=== GIVEN RECORDS ===

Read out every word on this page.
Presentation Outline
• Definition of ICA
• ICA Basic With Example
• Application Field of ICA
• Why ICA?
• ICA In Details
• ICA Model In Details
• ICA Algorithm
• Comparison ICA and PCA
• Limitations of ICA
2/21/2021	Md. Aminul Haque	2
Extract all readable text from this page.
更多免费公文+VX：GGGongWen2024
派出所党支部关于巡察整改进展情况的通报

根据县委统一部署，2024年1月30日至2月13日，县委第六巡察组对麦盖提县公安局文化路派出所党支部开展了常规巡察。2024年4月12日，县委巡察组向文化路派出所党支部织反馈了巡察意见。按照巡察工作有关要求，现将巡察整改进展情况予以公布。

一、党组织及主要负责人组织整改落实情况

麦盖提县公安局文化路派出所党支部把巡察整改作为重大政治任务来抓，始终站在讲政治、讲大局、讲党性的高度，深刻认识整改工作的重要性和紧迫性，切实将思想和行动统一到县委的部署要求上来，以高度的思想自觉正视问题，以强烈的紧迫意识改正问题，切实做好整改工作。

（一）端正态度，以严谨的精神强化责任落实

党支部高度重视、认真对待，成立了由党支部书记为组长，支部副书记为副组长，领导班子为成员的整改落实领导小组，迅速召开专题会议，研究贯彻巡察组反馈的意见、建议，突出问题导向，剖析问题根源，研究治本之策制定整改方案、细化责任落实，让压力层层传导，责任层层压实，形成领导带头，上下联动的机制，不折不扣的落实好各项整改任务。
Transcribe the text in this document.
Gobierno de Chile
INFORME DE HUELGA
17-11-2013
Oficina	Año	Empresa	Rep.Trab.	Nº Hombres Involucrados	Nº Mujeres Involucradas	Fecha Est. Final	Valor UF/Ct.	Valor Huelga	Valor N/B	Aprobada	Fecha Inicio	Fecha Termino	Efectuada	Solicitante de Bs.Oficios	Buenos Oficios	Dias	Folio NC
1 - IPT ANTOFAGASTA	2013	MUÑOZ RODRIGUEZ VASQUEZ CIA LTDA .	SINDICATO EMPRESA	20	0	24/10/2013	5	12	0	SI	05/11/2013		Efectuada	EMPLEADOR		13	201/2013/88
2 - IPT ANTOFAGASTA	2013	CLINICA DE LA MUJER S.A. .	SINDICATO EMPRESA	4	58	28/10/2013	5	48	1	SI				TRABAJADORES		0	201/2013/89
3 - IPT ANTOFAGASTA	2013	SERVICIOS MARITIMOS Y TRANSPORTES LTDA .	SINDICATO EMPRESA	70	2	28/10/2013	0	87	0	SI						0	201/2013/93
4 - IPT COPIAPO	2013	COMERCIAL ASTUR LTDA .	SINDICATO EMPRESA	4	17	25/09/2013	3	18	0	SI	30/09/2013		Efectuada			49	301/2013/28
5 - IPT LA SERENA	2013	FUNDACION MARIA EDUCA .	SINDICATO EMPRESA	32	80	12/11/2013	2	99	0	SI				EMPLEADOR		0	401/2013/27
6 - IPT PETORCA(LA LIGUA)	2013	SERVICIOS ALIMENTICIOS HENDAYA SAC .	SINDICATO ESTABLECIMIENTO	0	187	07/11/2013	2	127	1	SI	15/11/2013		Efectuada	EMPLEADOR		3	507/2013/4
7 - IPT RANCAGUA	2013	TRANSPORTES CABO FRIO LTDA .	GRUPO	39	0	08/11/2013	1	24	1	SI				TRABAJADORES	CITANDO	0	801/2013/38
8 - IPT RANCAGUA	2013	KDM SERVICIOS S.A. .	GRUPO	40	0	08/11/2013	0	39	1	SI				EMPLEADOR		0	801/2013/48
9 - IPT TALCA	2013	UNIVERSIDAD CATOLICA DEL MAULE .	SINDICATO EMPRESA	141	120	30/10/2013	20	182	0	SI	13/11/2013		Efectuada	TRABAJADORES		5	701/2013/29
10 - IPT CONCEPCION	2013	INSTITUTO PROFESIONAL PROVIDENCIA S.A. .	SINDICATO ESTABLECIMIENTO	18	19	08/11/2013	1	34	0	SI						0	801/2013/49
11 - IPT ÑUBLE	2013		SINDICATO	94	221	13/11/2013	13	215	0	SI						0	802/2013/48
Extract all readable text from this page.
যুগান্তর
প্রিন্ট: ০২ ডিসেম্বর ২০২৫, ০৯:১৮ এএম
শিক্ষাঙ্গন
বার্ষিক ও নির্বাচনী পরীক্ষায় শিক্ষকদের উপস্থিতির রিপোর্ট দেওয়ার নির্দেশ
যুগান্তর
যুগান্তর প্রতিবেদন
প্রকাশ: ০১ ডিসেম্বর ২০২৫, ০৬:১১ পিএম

===

**GIVEN INSTRUCTION:** Repeat every entry exactly, please.

**WRITTEN RESPONSE:**
Read out every word on this page.
Presentation Outline
• Definition of ICA
• ICA Basic With Example
• Application Field of ICA
• Why ICA?
• ICA In Details
• ICA Model In Details
• ICA Algorithm
• Comparison ICA and PCA
• Limitations of ICA
2/21/2021	Md. Aminul Haque	2
Extract all readable text from this page.
更多免费公文+VX：GGGongWen2024
派出所党支部关于巡察整改进展情况的通报

根据县委统一部署，2024年1月30日至2月13日，县委第六巡察组对麦盖提县公安局文化路派出所党支部开展了常规巡察。2024年4月12日，县委巡察组向文化路派出所党支部织反馈了巡察意见。按照巡察工作有关要求，现将巡察整改进展情况予以公布。

一、党组织及主要负责人组织整改落实情况

麦盖提县公安局文化路派出所党支部把巡察整改作为重大政治任务来抓，始终站在讲政治、讲大局、讲党性的高度，深刻认识整改工作的重要性和紧迫性，切实将思想和行动统一到县委的部署要求上来，以高度的思想自觉正视问题，以强烈的紧迫意识改正问题，切实做好整改工作。

（一）端正态度，以严谨的精神强化责任落实

党支部高度重视、认真对待，成立了由党支部书记为组长，支部副书记为副组长，领导班子为成员的整改落实领导小组，迅速召开专题会议，研究贯彻巡察组反馈的意见、建议，突出问题导向，剖析问题根源，研究治本之策制定整改方案、细化责任落实，让压力层层传导，责任层层压实，形成领导带头，上下联动的机制，不折不扣的落实好各项整改任务。
Transcribe the text in this document.
Gobierno de Chile
INFORME DE HUELGA
17-11-2013
Oficina	Año	Empresa	Rep.Trab.	Nº Hombres Involucrados	Nº Mujeres Involucradas	Fecha Est. Final	Valor UF/Ct.	Valor Huelga	Valor N/B	Aprobada	Fecha Inicio	Fecha Termino	Efectuada	Solicitante de Bs.Oficios	Buenos Oficios	Dias	Folio NC
1 - IPT ANTOFAGASTA	2013	MUÑOZ RODRIGUEZ VASQUEZ CIA LTDA .	SINDICATO EMPRESA	20	0	24/10/2013	5	12	0	SI	05/11/2013		Efectuada	EMPLEADOR		13	201/2013/88
2 - IPT ANTOFAGASTA	2013	CLINICA DE LA MUJER S.A. .	SINDICATO EMPRESA	4	58	28/10/2013	5	48	1	SI				TRABAJADORES		0	201/2013/89
3 - IPT ANTOFAGASTA	2013	SERVICIOS MARITIMOS Y TRANSPORTES LTDA .	SINDICATO EMPRESA	70	2	28/10/2013	0	87	0	SI						0	201/2013/93
4 - IPT COPIAPO	2013	COMERCIAL ASTUR LTDA .	SINDICATO EMPRESA	4	17	25/09/2013	3	18	0	SI	30/09/2013		Efectuada			49	301/2013/28
5 - IPT LA SERENA	2013	FUNDACION MARIA EDUCA .	SINDICATO EMPRESA	32	80	12/11/2013	2	99	0	SI				EMPLEADOR		0	401/2013/27
6 - IPT PETORCA(LA LIGUA)	2013	SERVICIOS ALIMENTICIOS HENDAYA SAC .	SINDICATO ESTABLECIMIENTO	0	187	07/11/2013	2	127	1	SI	15/11/2013		Efectuada	EMPLEADOR		3	507/2013/4
7 - IPT RANCAGUA	2013	TRANSPORTES CABO FRIO LTDA .	GRUPO	39	0	08/11/2013	1	24	1	SI				TRABAJADORES	CITANDO	0	801/2013/38
8 - IPT RANCAGUA	2013	KDM SERVICIOS S.A. .	GRUPO	40	0	08/11/2013	0	39	1	SI				EMPLEADOR		0	801/2013/48
9 - IPT TALCA	2013	UNIVERSIDAD CATOLICA DEL MAULE .	SINDICATO EMPRESA	141	120	30/10/2013	20	182	0	SI	13/11/2013		Efectuada	TRABAJADORES		5	701/2013/29
10 - IPT CONCEPCION	2013	INSTITUTO PROFESIONAL PROVIDENCIA S.A. .	SINDICATO ESTABLECIMIENTO	18	19	08/11/2013	1	34	0	SI						0	801/2013/49
11 - IPT ÑUBLE	2013		SINDICATO	94	221	13/11/2013	13	215	0	SI						0	802/2013/48
Extract all readable text from this page.
যুগান্তর
প্রিন্ট: ০২ ডিসেম্বর ২০২৫, ০৯:১৮ এএম
শিক্ষাঙ্গন
বার্ষিক ও নির্বাচনী পরীক্ষায় শিক্ষকদের উপস্থিতির রিপোর্ট দেওয়ার নির্দেশ
যুগান্তর
যুগান্তর প্রতিবেদন
প্রকাশ: ০১ ডিসেম্বর ২০২৫, ০৬:১১ পিএম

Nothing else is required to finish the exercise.